## Given entries
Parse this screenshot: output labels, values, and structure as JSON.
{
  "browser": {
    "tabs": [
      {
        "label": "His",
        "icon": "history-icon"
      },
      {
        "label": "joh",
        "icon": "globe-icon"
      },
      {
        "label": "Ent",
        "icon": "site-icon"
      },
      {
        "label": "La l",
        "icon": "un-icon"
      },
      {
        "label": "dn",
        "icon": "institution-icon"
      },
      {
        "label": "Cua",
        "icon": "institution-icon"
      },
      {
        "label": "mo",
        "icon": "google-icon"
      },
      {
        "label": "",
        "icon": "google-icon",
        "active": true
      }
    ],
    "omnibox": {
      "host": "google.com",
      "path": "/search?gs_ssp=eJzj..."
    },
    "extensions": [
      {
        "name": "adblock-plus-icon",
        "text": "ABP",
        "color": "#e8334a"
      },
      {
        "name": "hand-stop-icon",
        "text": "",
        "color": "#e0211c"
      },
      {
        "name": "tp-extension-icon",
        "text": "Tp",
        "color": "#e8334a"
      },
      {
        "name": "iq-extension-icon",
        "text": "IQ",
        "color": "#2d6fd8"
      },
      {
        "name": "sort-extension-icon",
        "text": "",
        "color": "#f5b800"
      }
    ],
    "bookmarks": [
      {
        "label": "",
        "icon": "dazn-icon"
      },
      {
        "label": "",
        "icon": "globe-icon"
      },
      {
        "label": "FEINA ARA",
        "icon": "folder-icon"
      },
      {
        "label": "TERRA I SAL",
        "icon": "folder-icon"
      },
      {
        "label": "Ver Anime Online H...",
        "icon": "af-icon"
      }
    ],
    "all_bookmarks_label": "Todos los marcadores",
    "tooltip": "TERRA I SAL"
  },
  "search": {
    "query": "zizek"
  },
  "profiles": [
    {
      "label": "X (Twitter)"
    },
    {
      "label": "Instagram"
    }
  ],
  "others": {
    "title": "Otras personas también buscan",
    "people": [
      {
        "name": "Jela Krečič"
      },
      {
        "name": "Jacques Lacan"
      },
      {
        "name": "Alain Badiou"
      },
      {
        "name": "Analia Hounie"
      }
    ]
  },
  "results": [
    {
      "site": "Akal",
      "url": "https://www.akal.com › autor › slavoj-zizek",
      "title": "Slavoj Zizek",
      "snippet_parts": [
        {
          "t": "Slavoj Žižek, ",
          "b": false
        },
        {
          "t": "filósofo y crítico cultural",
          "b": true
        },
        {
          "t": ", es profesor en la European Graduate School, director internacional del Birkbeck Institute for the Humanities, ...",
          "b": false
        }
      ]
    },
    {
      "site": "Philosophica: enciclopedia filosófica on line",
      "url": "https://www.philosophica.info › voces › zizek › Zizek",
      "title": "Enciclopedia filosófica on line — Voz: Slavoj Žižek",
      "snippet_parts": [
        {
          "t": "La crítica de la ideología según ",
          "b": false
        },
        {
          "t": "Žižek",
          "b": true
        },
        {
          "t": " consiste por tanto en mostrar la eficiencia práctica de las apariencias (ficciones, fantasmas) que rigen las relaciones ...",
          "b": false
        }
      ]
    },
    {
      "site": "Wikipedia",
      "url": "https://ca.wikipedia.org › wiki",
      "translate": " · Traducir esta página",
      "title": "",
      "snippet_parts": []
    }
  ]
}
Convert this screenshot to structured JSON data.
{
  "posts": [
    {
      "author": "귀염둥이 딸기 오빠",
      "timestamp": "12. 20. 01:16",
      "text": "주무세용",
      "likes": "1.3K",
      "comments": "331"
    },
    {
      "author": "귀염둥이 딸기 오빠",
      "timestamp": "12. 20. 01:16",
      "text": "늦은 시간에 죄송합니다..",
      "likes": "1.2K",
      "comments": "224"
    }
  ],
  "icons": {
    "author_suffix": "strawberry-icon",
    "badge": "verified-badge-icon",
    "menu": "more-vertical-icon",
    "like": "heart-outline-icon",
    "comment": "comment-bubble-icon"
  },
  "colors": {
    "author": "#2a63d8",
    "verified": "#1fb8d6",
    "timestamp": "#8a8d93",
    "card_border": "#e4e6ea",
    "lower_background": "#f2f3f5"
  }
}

## What to do
Say, as a number only, how many lines of the data contain "title".

## Task output
4